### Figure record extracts
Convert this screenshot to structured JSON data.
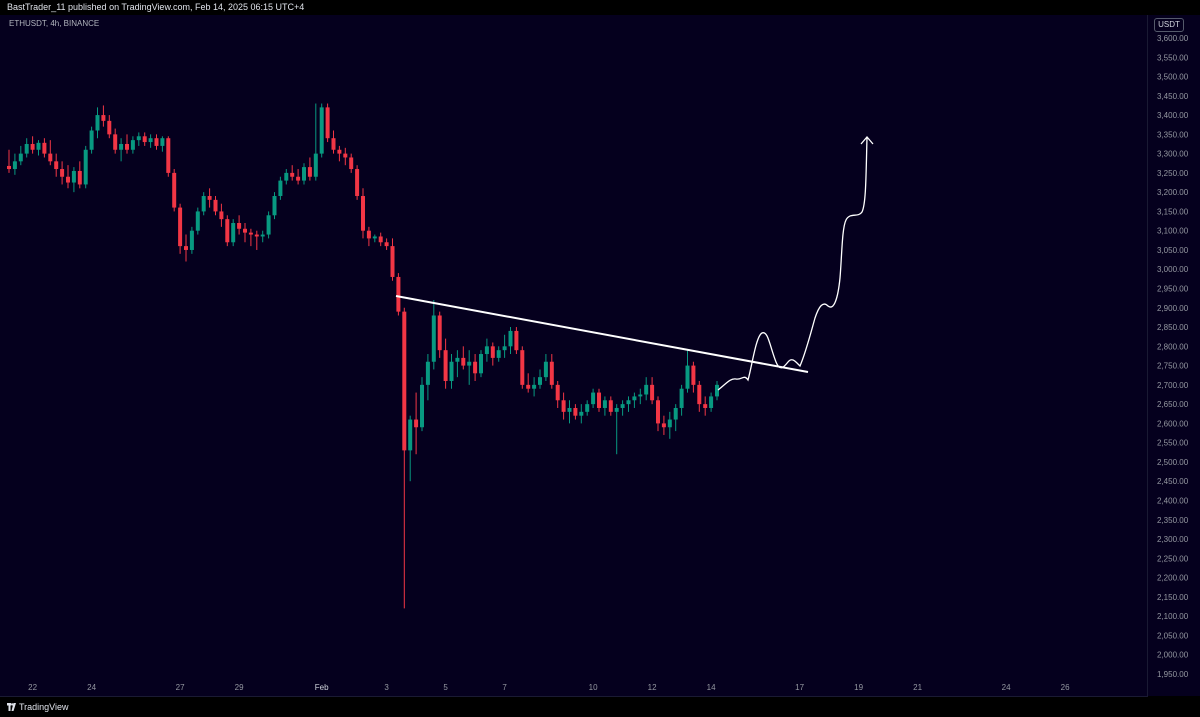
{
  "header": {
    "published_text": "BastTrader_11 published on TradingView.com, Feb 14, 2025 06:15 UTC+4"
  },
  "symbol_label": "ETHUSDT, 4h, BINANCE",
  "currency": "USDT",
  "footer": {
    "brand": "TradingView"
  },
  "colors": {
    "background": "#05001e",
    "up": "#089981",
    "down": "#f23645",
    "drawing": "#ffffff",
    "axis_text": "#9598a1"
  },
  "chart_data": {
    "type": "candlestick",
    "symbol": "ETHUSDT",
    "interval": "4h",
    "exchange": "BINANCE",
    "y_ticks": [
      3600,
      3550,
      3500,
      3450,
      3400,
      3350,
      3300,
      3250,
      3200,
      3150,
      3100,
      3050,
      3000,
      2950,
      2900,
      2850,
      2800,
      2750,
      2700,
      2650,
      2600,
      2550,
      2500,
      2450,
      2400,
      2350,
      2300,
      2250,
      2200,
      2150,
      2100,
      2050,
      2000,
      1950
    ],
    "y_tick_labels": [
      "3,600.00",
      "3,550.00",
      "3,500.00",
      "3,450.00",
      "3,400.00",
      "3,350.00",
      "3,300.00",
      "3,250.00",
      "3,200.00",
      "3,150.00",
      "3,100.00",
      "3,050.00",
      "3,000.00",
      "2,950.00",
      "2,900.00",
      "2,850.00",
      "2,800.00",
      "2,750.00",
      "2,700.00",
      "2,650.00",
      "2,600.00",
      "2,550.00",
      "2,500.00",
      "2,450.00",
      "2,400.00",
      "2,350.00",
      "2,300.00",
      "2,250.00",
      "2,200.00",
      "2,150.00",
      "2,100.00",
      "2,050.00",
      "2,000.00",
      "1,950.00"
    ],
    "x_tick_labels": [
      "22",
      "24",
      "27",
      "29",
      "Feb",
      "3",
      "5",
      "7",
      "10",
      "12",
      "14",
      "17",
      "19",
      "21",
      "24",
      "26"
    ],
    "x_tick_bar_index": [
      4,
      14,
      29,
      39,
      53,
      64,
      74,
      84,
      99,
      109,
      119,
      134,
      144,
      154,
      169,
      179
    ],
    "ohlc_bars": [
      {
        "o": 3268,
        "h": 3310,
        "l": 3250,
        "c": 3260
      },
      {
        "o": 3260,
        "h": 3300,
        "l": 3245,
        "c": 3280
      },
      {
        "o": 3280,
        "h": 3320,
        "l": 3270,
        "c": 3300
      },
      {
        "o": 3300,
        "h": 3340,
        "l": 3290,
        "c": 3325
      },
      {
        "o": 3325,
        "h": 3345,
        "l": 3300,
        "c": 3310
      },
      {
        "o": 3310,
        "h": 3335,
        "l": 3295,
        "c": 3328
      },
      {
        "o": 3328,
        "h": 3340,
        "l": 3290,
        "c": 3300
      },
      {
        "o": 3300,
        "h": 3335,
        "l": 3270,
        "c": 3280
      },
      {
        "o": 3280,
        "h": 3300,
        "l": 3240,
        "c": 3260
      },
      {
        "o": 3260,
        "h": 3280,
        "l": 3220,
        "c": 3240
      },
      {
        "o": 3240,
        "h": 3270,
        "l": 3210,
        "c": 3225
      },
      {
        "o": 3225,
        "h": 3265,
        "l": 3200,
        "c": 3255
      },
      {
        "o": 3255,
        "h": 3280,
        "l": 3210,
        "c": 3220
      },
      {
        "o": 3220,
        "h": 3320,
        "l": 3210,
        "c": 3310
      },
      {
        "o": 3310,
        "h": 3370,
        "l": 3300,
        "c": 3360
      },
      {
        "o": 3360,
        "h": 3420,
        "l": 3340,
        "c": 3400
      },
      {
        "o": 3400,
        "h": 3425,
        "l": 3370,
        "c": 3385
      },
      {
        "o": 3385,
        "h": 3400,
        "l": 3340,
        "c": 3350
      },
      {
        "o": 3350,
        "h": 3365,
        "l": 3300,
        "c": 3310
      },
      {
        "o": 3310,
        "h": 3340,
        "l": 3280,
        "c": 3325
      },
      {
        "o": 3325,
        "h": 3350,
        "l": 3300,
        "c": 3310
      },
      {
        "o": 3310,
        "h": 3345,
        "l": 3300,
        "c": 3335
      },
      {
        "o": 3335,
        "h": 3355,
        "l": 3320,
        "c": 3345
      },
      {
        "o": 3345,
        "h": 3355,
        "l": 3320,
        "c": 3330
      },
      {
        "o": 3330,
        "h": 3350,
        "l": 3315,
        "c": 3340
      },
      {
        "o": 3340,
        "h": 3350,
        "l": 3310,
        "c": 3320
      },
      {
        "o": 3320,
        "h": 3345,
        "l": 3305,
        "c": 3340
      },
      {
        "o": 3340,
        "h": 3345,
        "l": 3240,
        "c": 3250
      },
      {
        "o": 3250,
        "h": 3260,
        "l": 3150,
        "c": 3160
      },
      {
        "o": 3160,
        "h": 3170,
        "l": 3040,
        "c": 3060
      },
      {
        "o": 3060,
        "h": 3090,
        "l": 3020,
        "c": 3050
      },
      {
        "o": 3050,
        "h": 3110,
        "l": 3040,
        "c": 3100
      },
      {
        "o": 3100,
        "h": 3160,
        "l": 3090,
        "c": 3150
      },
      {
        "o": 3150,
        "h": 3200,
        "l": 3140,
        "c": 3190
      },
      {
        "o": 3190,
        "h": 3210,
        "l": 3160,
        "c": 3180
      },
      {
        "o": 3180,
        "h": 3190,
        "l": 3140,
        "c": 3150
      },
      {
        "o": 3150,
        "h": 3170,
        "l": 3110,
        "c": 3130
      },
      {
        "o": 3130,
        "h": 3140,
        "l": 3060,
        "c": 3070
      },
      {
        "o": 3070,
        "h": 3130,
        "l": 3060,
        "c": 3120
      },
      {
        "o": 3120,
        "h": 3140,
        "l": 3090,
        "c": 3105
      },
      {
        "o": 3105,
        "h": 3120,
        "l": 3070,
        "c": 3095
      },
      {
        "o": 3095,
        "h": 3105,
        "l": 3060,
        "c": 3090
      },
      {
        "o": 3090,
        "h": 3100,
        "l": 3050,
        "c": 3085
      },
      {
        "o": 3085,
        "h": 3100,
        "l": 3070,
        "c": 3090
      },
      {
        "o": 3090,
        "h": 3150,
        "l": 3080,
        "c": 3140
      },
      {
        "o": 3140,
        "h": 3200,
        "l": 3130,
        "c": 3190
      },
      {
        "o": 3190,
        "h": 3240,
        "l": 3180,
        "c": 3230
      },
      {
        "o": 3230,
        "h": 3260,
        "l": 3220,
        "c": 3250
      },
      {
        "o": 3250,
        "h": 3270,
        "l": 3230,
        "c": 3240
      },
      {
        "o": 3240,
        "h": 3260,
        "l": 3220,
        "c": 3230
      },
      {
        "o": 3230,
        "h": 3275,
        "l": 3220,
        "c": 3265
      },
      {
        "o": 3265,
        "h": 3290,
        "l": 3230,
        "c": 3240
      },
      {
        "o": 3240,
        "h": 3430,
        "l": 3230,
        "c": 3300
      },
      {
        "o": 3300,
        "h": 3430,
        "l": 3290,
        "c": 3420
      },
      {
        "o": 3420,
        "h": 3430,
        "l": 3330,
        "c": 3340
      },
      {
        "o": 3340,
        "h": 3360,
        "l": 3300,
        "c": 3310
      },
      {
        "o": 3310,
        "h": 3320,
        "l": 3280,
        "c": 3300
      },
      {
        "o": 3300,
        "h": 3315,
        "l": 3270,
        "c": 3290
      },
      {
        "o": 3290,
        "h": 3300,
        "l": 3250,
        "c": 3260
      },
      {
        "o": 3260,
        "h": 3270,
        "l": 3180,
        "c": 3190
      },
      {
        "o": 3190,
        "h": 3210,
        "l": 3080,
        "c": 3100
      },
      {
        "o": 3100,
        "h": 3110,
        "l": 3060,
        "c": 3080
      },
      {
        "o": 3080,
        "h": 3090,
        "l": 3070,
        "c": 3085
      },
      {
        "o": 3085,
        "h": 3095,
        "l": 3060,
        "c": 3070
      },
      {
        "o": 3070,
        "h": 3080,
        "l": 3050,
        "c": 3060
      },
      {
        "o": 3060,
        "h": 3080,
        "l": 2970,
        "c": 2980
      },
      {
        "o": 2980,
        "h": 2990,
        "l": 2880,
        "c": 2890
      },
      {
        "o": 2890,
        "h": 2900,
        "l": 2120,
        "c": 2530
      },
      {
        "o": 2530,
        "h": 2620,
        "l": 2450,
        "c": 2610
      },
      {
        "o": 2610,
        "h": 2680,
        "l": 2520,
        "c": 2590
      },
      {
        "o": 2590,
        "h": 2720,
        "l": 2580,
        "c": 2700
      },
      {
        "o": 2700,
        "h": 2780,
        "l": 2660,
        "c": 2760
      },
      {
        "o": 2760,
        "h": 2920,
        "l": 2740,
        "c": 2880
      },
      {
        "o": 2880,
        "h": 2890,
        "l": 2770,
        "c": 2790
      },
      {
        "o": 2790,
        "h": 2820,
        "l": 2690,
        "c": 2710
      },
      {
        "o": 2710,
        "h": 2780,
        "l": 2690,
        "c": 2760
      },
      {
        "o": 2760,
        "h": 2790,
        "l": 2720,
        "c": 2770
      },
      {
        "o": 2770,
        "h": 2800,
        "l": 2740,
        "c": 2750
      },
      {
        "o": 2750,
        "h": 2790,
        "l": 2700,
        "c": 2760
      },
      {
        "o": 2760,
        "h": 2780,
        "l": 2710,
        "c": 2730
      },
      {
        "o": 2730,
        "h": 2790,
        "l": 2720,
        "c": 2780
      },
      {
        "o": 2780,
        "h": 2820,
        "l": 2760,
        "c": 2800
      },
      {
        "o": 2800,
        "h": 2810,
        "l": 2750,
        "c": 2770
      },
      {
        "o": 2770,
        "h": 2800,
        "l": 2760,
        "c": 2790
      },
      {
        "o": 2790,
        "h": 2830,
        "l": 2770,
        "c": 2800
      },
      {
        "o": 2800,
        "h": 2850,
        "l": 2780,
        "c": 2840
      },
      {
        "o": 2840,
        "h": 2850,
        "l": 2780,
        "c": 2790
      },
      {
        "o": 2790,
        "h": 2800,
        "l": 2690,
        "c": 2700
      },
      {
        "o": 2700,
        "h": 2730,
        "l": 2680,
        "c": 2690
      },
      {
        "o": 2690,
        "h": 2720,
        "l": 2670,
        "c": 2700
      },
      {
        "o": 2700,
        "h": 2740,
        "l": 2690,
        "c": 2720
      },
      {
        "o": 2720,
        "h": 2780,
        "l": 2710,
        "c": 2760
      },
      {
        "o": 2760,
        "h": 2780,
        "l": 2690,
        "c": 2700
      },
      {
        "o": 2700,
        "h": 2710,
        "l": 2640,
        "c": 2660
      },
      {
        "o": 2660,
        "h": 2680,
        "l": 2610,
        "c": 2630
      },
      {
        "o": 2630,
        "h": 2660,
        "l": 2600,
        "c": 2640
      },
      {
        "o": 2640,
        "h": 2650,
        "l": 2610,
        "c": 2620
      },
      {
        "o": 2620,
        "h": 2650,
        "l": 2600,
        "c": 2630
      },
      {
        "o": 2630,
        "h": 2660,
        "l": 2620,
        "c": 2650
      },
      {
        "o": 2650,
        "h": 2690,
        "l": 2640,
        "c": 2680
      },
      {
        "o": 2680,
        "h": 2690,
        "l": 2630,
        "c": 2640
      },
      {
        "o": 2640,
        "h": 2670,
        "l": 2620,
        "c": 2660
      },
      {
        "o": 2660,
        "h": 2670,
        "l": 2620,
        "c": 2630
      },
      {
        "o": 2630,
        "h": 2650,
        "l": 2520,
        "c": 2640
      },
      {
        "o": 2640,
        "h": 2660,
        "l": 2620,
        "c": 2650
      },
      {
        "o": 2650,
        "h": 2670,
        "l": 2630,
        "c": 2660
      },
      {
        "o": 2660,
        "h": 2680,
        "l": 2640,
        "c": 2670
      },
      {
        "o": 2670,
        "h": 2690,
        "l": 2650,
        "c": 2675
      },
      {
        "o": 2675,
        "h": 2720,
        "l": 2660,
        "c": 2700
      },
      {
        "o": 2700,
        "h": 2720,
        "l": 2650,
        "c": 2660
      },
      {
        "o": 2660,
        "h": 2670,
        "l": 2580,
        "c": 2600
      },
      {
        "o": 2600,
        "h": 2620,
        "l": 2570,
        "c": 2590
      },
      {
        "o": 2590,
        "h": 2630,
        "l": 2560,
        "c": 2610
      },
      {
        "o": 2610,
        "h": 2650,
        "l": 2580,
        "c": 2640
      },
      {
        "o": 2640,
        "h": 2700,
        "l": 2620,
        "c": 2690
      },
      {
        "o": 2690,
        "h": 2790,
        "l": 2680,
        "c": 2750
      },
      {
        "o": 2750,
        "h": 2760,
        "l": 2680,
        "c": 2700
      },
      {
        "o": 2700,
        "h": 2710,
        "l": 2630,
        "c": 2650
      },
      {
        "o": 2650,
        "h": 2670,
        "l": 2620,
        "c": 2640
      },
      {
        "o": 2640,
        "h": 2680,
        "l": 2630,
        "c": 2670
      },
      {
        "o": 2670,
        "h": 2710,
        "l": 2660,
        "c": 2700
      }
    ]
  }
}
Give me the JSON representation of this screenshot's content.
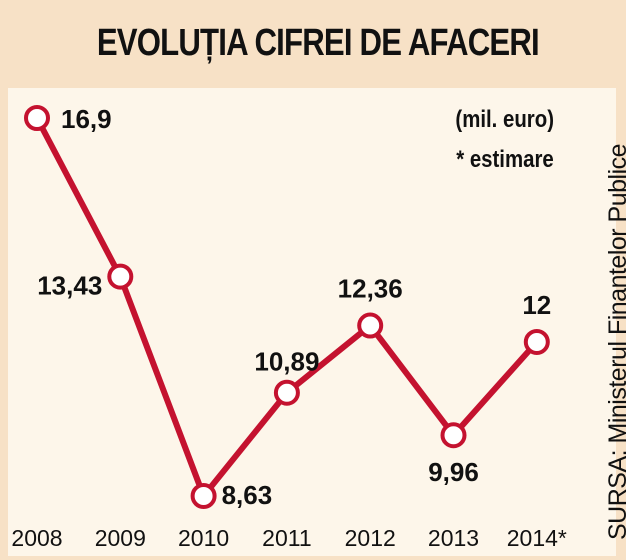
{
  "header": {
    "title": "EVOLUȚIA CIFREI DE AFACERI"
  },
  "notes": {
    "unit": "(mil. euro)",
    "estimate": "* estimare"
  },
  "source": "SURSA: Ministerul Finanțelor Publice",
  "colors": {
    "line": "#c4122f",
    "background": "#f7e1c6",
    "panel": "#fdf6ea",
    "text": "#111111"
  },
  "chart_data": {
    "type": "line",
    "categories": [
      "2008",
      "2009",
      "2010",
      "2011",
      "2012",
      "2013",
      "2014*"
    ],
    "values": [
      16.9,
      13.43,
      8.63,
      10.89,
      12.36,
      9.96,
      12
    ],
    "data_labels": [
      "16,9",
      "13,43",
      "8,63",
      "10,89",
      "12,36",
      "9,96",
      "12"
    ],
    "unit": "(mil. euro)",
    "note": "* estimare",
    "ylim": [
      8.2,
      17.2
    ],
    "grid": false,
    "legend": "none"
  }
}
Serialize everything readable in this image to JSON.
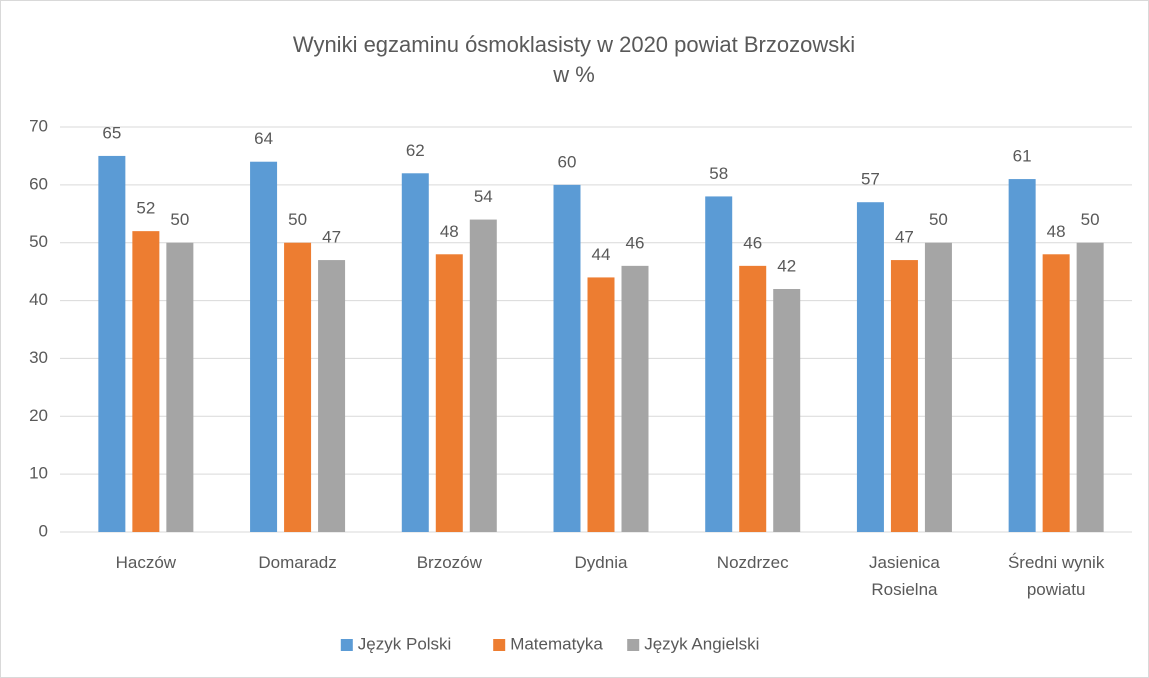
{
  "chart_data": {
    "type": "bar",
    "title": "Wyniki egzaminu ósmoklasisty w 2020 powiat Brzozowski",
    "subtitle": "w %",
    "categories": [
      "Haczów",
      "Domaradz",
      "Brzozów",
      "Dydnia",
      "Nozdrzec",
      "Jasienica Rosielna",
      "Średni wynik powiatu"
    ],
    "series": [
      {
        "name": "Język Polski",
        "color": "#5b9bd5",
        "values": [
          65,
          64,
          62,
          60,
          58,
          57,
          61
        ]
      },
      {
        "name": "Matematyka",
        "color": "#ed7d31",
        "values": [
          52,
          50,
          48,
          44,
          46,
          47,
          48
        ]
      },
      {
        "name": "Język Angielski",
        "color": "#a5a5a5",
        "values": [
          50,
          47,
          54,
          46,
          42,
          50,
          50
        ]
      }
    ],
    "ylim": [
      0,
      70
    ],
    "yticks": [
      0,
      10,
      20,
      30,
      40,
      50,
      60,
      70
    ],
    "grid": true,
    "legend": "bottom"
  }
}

### WHAT NEEDS TO BE DONE
All lines from the one containing "Give me the" through the end of the data are to be written out exactly, with nothing added; skip the pictures.

### WRITTEN REPLY
Give me the JSON representation of this screenshot's content.
{
  "header": {
    "title": "EVOLUȚIA CIFREI DE AFACERI"
  },
  "notes": {
    "unit": "(mil. euro)",
    "estimate": "* estimare"
  },
  "source": "SURSA: Ministerul Finanțelor Publice",
  "colors": {
    "line": "#c4122f",
    "background": "#f7e1c6",
    "panel": "#fdf6ea",
    "text": "#111111"
  },
  "chart_data": {
    "type": "line",
    "categories": [
      "2008",
      "2009",
      "2010",
      "2011",
      "2012",
      "2013",
      "2014*"
    ],
    "values": [
      16.9,
      13.43,
      8.63,
      10.89,
      12.36,
      9.96,
      12
    ],
    "data_labels": [
      "16,9",
      "13,43",
      "8,63",
      "10,89",
      "12,36",
      "9,96",
      "12"
    ],
    "unit": "(mil. euro)",
    "note": "* estimare",
    "ylim": [
      8.2,
      17.2
    ],
    "grid": false,
    "legend": "none"
  }
}
Serialize everything readable in this image to JSON.
{
  "chart_data": {
    "type": "bar",
    "title": "Wyniki egzaminu ósmoklasisty w 2020 powiat Brzozowski",
    "subtitle": "w %",
    "categories": [
      "Haczów",
      "Domaradz",
      "Brzozów",
      "Dydnia",
      "Nozdrzec",
      "Jasienica Rosielna",
      "Średni wynik powiatu"
    ],
    "series": [
      {
        "name": "Język Polski",
        "color": "#5b9bd5",
        "values": [
          65,
          64,
          62,
          60,
          58,
          57,
          61
        ]
      },
      {
        "name": "Matematyka",
        "color": "#ed7d31",
        "values": [
          52,
          50,
          48,
          44,
          46,
          47,
          48
        ]
      },
      {
        "name": "Język Angielski",
        "color": "#a5a5a5",
        "values": [
          50,
          47,
          54,
          46,
          42,
          50,
          50
        ]
      }
    ],
    "ylim": [
      0,
      70
    ],
    "yticks": [
      0,
      10,
      20,
      30,
      40,
      50,
      60,
      70
    ],
    "grid": true,
    "legend": "bottom"
  }
}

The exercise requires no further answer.